**Your objective:**
The goal is a clean copy of all the data below, with pictures dropped and everything else retyped exactly.
*** Data records Section Begins ***
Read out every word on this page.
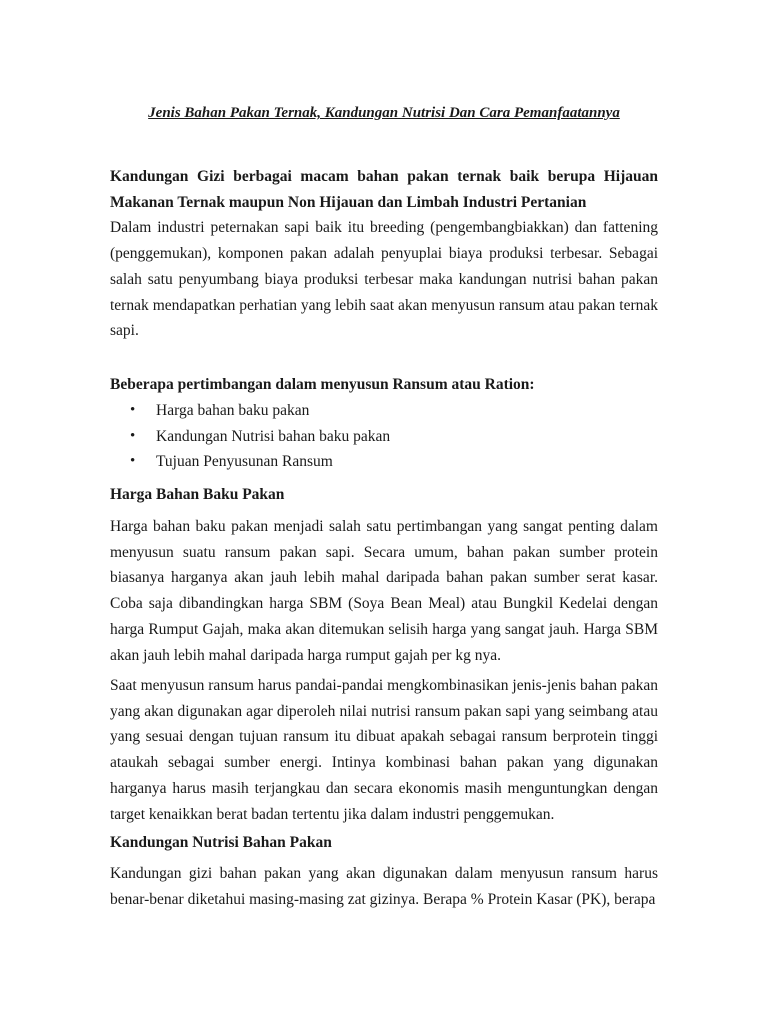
Jenis Bahan Pakan Ternak, Kandungan Nutrisi Dan Cara Pemanfaatannya
Kandungan Gizi berbagai macam bahan pakan ternak baik berupa Hijauan Makanan Ternak maupun Non Hijauan dan Limbah Industri Pertanian
Dalam industri peternakan sapi baik itu breeding (pengembangbiakkan) dan fattening (penggemukan), komponen pakan adalah penyuplai biaya produksi terbesar. Sebagai salah satu penyumbang biaya produksi terbesar maka kandungan nutrisi bahan pakan ternak mendapatkan perhatian yang lebih saat akan menyusun ransum atau pakan ternak sapi.
Beberapa pertimbangan dalam menyusun Ransum atau Ration:
• Harga bahan baku pakan
• Kandungan Nutrisi bahan baku pakan
• Tujuan Penyusunan Ransum
Harga Bahan Baku Pakan

Harga bahan baku pakan menjadi salah satu pertimbangan yang sangat penting dalam menyusun suatu ransum pakan sapi. Secara umum, bahan pakan sumber protein biasanya harganya akan jauh lebih mahal daripada bahan pakan sumber serat kasar. Coba saja dibandingkan harga SBM (Soya Bean Meal) atau Bungkil Kedelai dengan harga Rumput Gajah, maka akan ditemukan selisih harga yang sangat jauh. Harga SBM akan jauh lebih mahal daripada harga rumput gajah per kg nya.

Saat menyusun ransum harus pandai-pandai mengkombinasikan jenis-jenis bahan pakan yang akan digunakan agar diperoleh nilai nutrisi ransum pakan sapi yang seimbang atau yang sesuai dengan tujuan ransum itu dibuat apakah sebagai ransum berprotein tinggi ataukah sebagai sumber energi. Intinya kombinasi bahan pakan yang digunakan harganya harus masih terjangkau dan secara ekonomis masih menguntungkan dengan target kenaikkan berat badan tertentu jika dalam industri penggemukan.

Kandungan Nutrisi Bahan Pakan

Kandungan gizi bahan pakan yang akan digunakan dalam menyusun ransum harus benar-benar diketahui masing-masing zat gizinya. Berapa % Protein Kasar (PK), berapa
*** Data records Section Ends ***
**Task result:**
Read out every word on this page.
Jenis Bahan Pakan Ternak, Kandungan Nutrisi Dan Cara Pemanfaatannya
Kandungan Gizi berbagai macam bahan pakan ternak baik berupa Hijauan Makanan Ternak maupun Non Hijauan dan Limbah Industri Pertanian
Dalam industri peternakan sapi baik itu breeding (pengembangbiakkan) dan fattening (penggemukan), komponen pakan adalah penyuplai biaya produksi terbesar. Sebagai salah satu penyumbang biaya produksi terbesar maka kandungan nutrisi bahan pakan ternak mendapatkan perhatian yang lebih saat akan menyusun ransum atau pakan ternak sapi.
Beberapa pertimbangan dalam menyusun Ransum atau Ration:
• Harga bahan baku pakan
• Kandungan Nutrisi bahan baku pakan
• Tujuan Penyusunan Ransum
Harga Bahan Baku Pakan

Harga bahan baku pakan menjadi salah satu pertimbangan yang sangat penting dalam menyusun suatu ransum pakan sapi. Secara umum, bahan pakan sumber protein biasanya harganya akan jauh lebih mahal daripada bahan pakan sumber serat kasar. Coba saja dibandingkan harga SBM (Soya Bean Meal) atau Bungkil Kedelai dengan harga Rumput Gajah, maka akan ditemukan selisih harga yang sangat jauh. Harga SBM akan jauh lebih mahal daripada harga rumput gajah per kg nya.

Saat menyusun ransum harus pandai-pandai mengkombinasikan jenis-jenis bahan pakan yang akan digunakan agar diperoleh nilai nutrisi ransum pakan sapi yang seimbang atau yang sesuai dengan tujuan ransum itu dibuat apakah sebagai ransum berprotein tinggi ataukah sebagai sumber energi. Intinya kombinasi bahan pakan yang digunakan harganya harus masih terjangkau dan secara ekonomis masih menguntungkan dengan target kenaikkan berat badan tertentu jika dalam industri penggemukan.

Kandungan Nutrisi Bahan Pakan

Kandungan gizi bahan pakan yang akan digunakan dalam menyusun ransum harus benar-benar diketahui masing-masing zat gizinya. Berapa % Protein Kasar (PK), berapa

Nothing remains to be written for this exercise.